EXERCISE INPUT
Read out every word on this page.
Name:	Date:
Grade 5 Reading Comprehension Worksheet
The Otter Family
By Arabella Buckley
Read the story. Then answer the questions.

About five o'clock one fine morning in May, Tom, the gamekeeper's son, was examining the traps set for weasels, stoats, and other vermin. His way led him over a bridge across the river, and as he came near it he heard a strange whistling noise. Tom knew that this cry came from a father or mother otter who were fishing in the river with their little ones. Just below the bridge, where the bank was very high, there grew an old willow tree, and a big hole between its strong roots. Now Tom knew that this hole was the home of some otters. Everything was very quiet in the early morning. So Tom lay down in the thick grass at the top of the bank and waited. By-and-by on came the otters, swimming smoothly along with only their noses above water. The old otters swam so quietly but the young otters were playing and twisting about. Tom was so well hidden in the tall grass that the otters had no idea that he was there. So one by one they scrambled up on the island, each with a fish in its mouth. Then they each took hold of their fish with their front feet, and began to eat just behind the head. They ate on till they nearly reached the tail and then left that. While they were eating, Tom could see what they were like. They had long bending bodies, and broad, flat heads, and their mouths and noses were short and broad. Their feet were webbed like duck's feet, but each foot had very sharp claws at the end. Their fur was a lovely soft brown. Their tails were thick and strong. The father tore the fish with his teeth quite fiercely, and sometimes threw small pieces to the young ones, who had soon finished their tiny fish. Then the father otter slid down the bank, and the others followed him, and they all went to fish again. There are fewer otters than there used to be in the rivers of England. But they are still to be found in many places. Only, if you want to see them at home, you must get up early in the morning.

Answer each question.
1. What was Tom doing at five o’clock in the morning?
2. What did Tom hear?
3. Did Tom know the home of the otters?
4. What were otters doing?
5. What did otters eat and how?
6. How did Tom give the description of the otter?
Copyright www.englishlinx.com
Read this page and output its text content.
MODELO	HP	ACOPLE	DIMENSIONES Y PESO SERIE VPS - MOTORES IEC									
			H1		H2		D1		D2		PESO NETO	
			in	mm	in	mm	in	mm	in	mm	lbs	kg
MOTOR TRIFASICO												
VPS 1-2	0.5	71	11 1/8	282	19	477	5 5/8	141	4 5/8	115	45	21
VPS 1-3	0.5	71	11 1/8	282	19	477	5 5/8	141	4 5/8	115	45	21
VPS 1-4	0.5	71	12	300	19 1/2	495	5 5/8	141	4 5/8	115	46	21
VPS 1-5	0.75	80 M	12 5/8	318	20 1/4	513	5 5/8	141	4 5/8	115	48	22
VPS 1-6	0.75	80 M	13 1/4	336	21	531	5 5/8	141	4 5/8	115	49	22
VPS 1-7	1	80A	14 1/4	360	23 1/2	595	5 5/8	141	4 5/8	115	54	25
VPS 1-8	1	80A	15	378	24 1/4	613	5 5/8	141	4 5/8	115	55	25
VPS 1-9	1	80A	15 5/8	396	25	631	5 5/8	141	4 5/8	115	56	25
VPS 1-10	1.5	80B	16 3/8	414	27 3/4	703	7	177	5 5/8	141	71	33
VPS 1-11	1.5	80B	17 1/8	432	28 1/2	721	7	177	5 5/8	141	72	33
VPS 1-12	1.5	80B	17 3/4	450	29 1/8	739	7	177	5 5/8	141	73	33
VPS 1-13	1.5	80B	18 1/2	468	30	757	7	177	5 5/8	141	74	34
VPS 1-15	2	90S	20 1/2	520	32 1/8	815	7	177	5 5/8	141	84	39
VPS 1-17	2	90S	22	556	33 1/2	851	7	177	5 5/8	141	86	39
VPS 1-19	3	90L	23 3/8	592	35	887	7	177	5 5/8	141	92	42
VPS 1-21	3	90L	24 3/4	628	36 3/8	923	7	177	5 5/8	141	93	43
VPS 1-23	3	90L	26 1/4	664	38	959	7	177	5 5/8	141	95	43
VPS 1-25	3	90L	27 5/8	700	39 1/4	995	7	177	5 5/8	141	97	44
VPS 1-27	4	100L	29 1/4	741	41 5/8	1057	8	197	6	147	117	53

REQUIRED WORK
Extract all of the material exactly as it is written.

RESPONSE BELOW
Read out every word on this page.
Name:	Date:
Grade 5 Reading Comprehension Worksheet
The Otter Family
By Arabella Buckley
Read the story. Then answer the questions.

About five o'clock one fine morning in May, Tom, the gamekeeper's son, was examining the traps set for weasels, stoats, and other vermin. His way led him over a bridge across the river, and as he came near it he heard a strange whistling noise. Tom knew that this cry came from a father or mother otter who were fishing in the river with their little ones. Just below the bridge, where the bank was very high, there grew an old willow tree, and a big hole between its strong roots. Now Tom knew that this hole was the home of some otters. Everything was very quiet in the early morning. So Tom lay down in the thick grass at the top of the bank and waited. By-and-by on came the otters, swimming smoothly along with only their noses above water. The old otters swam so quietly but the young otters were playing and twisting about. Tom was so well hidden in the tall grass that the otters had no idea that he was there. So one by one they scrambled up on the island, each with a fish in its mouth. Then they each took hold of their fish with their front feet, and began to eat just behind the head. They ate on till they nearly reached the tail and then left that. While they were eating, Tom could see what they were like. They had long bending bodies, and broad, flat heads, and their mouths and noses were short and broad. Their feet were webbed like duck's feet, but each foot had very sharp claws at the end. Their fur was a lovely soft brown. Their tails were thick and strong. The father tore the fish with his teeth quite fiercely, and sometimes threw small pieces to the young ones, who had soon finished their tiny fish. Then the father otter slid down the bank, and the others followed him, and they all went to fish again. There are fewer otters than there used to be in the rivers of England. But they are still to be found in many places. Only, if you want to see them at home, you must get up early in the morning.

Answer each question.
1. What was Tom doing at five o’clock in the morning?
2. What did Tom hear?
3. Did Tom know the home of the otters?
4. What were otters doing?
5. What did otters eat and how?
6. How did Tom give the description of the otter?
Copyright www.englishlinx.com
Read this page and output its text content.
MODELO	HP	ACOPLE	DIMENSIONES Y PESO SERIE VPS - MOTORES IEC									
			H1		H2		D1		D2		PESO NETO	
			in	mm	in	mm	in	mm	in	mm	lbs	kg
MOTOR TRIFASICO												
VPS 1-2	0.5	71	11 1/8	282	19	477	5 5/8	141	4 5/8	115	45	21
VPS 1-3	0.5	71	11 1/8	282	19	477	5 5/8	141	4 5/8	115	45	21
VPS 1-4	0.5	71	12	300	19 1/2	495	5 5/8	141	4 5/8	115	46	21
VPS 1-5	0.75	80 M	12 5/8	318	20 1/4	513	5 5/8	141	4 5/8	115	48	22
VPS 1-6	0.75	80 M	13 1/4	336	21	531	5 5/8	141	4 5/8	115	49	22
VPS 1-7	1	80A	14 1/4	360	23 1/2	595	5 5/8	141	4 5/8	115	54	25
VPS 1-8	1	80A	15	378	24 1/4	613	5 5/8	141	4 5/8	115	55	25
VPS 1-9	1	80A	15 5/8	396	25	631	5 5/8	141	4 5/8	115	56	25
VPS 1-10	1.5	80B	16 3/8	414	27 3/4	703	7	177	5 5/8	141	71	33
VPS 1-11	1.5	80B	17 1/8	432	28 1/2	721	7	177	5 5/8	141	72	33
VPS 1-12	1.5	80B	17 3/4	450	29 1/8	739	7	177	5 5/8	141	73	33
VPS 1-13	1.5	80B	18 1/2	468	30	757	7	177	5 5/8	141	74	34
VPS 1-15	2	90S	20 1/2	520	32 1/8	815	7	177	5 5/8	141	84	39
VPS 1-17	2	90S	22	556	33 1/2	851	7	177	5 5/8	141	86	39
VPS 1-19	3	90L	23 3/8	592	35	887	7	177	5 5/8	141	92	42
VPS 1-21	3	90L	24 3/4	628	36 3/8	923	7	177	5 5/8	141	93	43
VPS 1-23	3	90L	26 1/4	664	38	959	7	177	5 5/8	141	95	43
VPS 1-25	3	90L	27 5/8	700	39 1/4	995	7	177	5 5/8	141	97	44
VPS 1-27	4	100L	29 1/4	741	41 5/8	1057	8	197	6	147	117	53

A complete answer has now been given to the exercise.